Data for processing

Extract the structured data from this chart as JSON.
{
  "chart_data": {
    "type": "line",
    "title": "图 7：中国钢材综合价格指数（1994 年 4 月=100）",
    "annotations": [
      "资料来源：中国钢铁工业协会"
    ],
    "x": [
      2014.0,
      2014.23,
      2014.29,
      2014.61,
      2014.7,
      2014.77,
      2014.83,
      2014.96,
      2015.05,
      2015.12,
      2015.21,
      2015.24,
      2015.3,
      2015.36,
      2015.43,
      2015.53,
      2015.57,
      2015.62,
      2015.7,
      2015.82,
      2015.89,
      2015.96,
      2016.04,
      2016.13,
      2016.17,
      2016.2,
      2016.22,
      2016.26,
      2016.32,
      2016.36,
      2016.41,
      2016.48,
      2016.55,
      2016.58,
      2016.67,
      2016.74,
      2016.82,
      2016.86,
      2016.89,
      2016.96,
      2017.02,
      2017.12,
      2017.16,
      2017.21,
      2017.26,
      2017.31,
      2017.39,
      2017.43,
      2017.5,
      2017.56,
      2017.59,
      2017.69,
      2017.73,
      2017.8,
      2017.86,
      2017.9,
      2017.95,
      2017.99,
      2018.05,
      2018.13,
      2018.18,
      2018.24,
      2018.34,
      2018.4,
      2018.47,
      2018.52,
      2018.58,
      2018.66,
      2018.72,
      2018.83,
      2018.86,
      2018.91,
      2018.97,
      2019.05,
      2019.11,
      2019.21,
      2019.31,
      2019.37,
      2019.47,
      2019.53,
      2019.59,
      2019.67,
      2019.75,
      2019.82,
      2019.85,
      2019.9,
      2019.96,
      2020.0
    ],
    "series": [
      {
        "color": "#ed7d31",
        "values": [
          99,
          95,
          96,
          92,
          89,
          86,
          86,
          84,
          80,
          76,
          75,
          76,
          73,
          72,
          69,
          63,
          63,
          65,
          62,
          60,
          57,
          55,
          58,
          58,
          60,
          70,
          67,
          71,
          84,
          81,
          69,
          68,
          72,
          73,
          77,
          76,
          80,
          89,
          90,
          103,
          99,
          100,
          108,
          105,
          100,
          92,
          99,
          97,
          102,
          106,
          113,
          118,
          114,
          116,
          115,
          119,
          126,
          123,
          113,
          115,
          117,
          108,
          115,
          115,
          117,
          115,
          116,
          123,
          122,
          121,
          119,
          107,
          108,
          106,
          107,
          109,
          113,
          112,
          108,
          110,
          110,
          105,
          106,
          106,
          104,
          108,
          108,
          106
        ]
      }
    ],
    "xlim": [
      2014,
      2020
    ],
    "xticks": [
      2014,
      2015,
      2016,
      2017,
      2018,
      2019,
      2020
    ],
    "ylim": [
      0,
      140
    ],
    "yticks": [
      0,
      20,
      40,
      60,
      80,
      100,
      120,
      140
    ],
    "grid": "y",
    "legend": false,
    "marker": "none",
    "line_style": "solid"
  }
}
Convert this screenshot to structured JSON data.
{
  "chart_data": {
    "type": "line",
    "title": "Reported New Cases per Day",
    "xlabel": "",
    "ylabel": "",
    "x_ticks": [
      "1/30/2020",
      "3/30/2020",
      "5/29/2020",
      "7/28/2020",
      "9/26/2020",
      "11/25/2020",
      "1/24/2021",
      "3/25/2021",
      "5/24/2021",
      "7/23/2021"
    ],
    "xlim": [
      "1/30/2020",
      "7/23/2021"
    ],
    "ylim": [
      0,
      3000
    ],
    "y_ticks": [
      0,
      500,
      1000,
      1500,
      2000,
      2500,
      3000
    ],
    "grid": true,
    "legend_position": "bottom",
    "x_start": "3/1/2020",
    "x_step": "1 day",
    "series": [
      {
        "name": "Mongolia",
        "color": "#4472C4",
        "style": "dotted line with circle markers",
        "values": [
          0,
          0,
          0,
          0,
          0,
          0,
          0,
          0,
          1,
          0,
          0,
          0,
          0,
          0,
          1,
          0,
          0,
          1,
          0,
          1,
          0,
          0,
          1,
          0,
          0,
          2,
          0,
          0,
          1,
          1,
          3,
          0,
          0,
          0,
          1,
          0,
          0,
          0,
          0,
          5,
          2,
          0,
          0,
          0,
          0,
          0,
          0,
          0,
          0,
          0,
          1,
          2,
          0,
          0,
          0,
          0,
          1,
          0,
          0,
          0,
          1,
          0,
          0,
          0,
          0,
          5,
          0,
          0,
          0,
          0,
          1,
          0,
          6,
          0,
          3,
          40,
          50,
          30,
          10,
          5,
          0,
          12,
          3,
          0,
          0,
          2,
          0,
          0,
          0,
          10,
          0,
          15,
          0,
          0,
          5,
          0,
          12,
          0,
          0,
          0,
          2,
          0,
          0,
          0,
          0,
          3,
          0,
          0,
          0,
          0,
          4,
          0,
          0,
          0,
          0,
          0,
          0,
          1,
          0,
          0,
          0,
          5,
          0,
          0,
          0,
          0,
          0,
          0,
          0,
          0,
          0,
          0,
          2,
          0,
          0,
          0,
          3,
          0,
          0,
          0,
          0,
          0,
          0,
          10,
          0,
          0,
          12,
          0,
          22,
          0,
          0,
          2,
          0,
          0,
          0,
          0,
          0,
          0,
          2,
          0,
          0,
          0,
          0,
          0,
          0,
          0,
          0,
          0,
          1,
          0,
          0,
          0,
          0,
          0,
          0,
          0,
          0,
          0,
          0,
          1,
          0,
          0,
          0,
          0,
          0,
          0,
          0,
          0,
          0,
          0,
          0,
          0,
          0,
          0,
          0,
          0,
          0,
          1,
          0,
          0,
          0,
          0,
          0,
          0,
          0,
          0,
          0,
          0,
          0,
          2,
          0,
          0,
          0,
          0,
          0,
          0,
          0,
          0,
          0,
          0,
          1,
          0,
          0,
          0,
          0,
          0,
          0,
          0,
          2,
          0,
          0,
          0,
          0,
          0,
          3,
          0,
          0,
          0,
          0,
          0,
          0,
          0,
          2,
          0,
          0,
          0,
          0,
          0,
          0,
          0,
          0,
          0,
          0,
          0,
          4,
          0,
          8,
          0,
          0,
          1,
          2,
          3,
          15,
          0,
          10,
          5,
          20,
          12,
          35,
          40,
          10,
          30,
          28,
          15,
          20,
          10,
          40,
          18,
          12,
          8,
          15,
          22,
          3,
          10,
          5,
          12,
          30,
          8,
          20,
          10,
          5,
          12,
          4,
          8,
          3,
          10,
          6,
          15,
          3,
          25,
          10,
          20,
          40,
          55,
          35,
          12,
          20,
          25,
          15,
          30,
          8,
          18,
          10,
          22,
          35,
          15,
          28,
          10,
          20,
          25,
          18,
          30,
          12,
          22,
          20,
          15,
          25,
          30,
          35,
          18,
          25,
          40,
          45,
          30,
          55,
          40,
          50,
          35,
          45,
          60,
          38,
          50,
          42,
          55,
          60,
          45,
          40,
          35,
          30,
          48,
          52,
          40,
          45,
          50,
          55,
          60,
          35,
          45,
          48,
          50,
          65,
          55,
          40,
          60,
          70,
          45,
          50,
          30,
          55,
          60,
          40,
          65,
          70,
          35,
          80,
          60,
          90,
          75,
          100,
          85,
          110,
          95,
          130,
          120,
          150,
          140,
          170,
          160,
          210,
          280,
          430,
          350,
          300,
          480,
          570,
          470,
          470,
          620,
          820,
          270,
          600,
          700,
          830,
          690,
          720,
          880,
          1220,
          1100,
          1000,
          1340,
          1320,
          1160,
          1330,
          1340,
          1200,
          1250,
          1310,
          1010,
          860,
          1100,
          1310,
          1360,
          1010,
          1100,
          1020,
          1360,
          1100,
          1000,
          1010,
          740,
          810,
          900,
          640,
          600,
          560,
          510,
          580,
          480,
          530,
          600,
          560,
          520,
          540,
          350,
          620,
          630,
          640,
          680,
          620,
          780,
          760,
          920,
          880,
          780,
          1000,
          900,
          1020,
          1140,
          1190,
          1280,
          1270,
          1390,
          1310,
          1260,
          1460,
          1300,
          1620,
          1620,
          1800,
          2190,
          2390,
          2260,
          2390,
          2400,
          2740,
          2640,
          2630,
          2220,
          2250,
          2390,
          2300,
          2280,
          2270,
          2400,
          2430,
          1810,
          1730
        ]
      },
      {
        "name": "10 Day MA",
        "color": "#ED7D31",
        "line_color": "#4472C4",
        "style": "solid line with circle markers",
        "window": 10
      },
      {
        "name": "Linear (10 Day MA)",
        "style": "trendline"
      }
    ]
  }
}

Required work
Identify every line above that includes the word "solid", and show those lines.

Output of the exercise
    "line_style": "solid"
        "style": "solid line with circle markers",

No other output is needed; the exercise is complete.